[EXERCISE DESCRIPTION]
Begin at the line below that contains "Enumerate this screenshot's". Repeat it and all remaining lines of the records exactly.

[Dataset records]
========================
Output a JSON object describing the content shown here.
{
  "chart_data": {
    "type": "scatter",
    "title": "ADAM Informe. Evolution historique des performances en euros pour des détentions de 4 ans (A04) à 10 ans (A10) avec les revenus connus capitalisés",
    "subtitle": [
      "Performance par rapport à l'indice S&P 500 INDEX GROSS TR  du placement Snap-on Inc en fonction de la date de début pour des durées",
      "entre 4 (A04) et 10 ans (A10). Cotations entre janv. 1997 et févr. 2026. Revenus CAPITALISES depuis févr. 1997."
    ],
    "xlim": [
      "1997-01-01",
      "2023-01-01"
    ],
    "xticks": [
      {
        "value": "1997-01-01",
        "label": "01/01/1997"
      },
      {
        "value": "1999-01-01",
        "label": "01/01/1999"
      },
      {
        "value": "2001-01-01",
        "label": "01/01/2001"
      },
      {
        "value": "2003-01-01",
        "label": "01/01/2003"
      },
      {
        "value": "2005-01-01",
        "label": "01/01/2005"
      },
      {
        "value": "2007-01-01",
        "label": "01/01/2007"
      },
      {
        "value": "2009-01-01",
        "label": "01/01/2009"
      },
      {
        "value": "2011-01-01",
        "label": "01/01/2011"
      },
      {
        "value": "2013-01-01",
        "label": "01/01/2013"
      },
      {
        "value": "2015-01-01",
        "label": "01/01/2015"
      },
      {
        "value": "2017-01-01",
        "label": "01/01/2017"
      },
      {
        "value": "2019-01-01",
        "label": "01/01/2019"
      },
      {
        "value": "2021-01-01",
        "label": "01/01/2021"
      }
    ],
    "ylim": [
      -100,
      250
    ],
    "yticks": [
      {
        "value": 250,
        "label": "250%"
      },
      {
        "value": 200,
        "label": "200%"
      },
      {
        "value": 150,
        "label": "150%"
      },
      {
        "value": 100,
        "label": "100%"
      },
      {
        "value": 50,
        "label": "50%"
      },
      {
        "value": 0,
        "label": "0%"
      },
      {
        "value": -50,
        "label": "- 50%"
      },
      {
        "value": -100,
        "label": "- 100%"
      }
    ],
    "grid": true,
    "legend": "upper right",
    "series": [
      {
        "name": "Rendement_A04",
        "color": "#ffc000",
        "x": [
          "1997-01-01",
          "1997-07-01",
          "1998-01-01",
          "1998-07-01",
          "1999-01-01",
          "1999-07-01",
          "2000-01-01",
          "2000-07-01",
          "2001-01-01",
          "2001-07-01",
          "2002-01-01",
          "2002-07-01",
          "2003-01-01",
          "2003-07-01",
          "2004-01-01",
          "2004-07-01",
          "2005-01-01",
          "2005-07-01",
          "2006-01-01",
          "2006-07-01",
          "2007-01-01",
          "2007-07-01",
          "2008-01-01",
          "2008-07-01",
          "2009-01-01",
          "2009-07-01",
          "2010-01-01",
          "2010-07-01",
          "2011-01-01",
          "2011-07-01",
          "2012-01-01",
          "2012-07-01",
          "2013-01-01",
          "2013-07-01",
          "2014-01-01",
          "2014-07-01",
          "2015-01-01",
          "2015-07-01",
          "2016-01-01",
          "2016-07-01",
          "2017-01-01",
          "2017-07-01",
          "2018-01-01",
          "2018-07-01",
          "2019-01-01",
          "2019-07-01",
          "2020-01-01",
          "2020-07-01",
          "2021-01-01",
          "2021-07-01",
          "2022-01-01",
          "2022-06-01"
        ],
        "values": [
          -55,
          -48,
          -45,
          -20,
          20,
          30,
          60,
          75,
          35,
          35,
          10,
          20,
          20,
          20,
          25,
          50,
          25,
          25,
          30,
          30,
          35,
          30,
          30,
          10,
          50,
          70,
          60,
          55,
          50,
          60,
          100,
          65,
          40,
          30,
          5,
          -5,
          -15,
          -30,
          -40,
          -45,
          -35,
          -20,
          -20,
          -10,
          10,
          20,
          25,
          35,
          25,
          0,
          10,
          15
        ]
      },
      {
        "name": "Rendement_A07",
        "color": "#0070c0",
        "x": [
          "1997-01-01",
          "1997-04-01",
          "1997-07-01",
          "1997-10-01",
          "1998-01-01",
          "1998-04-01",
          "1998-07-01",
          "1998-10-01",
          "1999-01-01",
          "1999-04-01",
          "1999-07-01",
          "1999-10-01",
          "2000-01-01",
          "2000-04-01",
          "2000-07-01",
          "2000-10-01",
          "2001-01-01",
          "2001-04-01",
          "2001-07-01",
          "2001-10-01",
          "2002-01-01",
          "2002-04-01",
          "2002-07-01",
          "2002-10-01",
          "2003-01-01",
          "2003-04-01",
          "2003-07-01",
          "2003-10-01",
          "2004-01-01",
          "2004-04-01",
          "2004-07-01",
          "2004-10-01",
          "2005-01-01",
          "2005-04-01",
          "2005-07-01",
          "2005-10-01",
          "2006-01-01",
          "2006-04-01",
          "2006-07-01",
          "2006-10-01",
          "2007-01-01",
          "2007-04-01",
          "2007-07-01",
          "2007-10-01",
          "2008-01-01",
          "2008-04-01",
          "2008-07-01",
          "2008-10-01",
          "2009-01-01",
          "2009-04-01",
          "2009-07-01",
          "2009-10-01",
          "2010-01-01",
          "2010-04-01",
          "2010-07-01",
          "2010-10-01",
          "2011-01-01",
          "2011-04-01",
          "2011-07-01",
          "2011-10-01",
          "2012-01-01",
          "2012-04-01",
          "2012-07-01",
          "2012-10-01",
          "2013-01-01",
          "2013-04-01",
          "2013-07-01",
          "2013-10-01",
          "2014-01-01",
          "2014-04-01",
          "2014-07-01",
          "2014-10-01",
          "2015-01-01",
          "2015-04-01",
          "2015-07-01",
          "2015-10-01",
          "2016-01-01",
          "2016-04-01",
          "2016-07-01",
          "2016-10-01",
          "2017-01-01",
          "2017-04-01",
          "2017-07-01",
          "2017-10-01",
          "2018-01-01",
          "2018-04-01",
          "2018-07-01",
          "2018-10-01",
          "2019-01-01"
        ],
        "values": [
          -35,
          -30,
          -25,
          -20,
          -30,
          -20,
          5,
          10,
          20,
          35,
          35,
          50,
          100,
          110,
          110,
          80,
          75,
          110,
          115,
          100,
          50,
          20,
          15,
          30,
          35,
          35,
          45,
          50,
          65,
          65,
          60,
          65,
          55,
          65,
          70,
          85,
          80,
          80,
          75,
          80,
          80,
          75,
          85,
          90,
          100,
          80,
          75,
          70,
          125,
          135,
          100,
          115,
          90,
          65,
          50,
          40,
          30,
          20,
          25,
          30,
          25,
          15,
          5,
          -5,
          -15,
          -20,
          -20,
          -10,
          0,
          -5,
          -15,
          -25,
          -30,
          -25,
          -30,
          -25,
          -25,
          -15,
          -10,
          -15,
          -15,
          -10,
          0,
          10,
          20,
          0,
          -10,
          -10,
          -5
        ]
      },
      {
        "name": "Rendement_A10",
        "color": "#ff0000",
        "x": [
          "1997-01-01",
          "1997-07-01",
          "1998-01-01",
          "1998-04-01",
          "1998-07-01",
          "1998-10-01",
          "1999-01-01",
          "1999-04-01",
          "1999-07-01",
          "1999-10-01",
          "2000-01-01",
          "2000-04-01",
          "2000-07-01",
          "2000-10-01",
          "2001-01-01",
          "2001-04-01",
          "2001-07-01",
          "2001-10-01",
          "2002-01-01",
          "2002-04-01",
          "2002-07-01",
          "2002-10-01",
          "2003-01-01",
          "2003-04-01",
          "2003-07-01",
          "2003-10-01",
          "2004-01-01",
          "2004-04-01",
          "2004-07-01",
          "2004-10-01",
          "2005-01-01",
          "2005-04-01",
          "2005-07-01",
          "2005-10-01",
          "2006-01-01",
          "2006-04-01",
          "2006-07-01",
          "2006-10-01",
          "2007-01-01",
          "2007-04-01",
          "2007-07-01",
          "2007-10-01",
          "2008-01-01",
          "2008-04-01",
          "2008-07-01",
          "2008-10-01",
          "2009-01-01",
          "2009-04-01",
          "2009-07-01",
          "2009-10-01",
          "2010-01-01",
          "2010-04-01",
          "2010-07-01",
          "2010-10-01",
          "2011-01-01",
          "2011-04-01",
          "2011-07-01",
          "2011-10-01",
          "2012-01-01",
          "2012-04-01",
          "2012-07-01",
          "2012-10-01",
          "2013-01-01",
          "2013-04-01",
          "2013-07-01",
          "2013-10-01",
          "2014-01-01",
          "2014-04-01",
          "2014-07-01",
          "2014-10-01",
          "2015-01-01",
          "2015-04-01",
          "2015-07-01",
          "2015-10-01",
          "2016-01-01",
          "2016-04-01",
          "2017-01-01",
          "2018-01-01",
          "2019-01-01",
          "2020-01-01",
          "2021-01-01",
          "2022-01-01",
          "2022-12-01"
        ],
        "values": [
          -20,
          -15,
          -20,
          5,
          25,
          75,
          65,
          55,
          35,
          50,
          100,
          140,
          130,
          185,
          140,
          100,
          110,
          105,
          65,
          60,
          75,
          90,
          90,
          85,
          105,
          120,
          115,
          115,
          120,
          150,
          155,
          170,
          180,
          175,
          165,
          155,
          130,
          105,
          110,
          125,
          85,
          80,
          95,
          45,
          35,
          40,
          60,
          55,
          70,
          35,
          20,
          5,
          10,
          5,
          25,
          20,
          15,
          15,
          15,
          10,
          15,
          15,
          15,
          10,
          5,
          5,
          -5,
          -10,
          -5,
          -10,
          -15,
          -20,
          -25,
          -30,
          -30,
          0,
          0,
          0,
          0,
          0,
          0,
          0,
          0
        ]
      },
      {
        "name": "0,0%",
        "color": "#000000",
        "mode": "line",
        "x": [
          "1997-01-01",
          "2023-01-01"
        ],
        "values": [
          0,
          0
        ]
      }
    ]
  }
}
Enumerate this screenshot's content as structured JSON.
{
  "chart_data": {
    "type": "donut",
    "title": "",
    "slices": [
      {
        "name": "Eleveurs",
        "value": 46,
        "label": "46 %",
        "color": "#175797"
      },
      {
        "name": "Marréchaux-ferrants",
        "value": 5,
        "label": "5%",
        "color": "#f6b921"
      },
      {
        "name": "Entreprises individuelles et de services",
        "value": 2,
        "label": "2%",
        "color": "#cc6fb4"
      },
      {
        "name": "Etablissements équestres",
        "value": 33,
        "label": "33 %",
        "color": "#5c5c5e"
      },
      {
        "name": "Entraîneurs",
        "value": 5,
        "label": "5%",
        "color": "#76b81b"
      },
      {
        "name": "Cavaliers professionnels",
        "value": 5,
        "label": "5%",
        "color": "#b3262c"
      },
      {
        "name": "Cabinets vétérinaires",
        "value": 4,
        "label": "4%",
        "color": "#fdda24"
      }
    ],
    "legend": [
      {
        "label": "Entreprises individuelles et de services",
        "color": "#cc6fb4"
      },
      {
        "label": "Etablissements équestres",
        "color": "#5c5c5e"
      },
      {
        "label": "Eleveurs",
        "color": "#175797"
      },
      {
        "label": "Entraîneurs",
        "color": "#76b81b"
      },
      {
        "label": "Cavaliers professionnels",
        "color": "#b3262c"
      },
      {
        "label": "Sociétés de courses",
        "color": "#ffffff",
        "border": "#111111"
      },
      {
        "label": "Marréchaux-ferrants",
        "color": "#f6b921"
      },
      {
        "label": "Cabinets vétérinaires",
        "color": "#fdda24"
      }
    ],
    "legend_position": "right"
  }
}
========================
[RESULT FOR THIS EXERCISE]
Enumerate this screenshot's content as structured JSON.
{
  "chart_data": {
    "type": "donut",
    "title": "",
    "slices": [
      {
        "name": "Eleveurs",
        "value": 46,
        "label": "46 %",
        "color": "#175797"
      },
      {
        "name": "Marréchaux-ferrants",
        "value": 5,
        "label": "5%",
        "color": "#f6b921"
      },
      {
        "name": "Entreprises individuelles et de services",
        "value": 2,
        "label": "2%",
        "color": "#cc6fb4"
      },
      {
        "name": "Etablissements équestres",
        "value": 33,
        "label": "33 %",
        "color": "#5c5c5e"
      },
      {
        "name": "Entraîneurs",
        "value": 5,
        "label": "5%",
        "color": "#76b81b"
      },
      {
        "name": "Cavaliers professionnels",
        "value": 5,
        "label": "5%",
        "color": "#b3262c"
      },
      {
        "name": "Cabinets vétérinaires",
        "value": 4,
        "label": "4%",
        "color": "#fdda24"
      }
    ],
    "legend": [
      {
        "label": "Entreprises individuelles et de services",
        "color": "#cc6fb4"
      },
      {
        "label": "Etablissements équestres",
        "color": "#5c5c5e"
      },
      {
        "label": "Eleveurs",
        "color": "#175797"
      },
      {
        "label": "Entraîneurs",
        "color": "#76b81b"
      },
      {
        "label": "Cavaliers professionnels",
        "color": "#b3262c"
      },
      {
        "label": "Sociétés de courses",
        "color": "#ffffff",
        "border": "#111111"
      },
      {
        "label": "Marréchaux-ferrants",
        "color": "#f6b921"
      },
      {
        "label": "Cabinets vétérinaires",
        "color": "#fdda24"
      }
    ],
    "legend_position": "right"
  }
}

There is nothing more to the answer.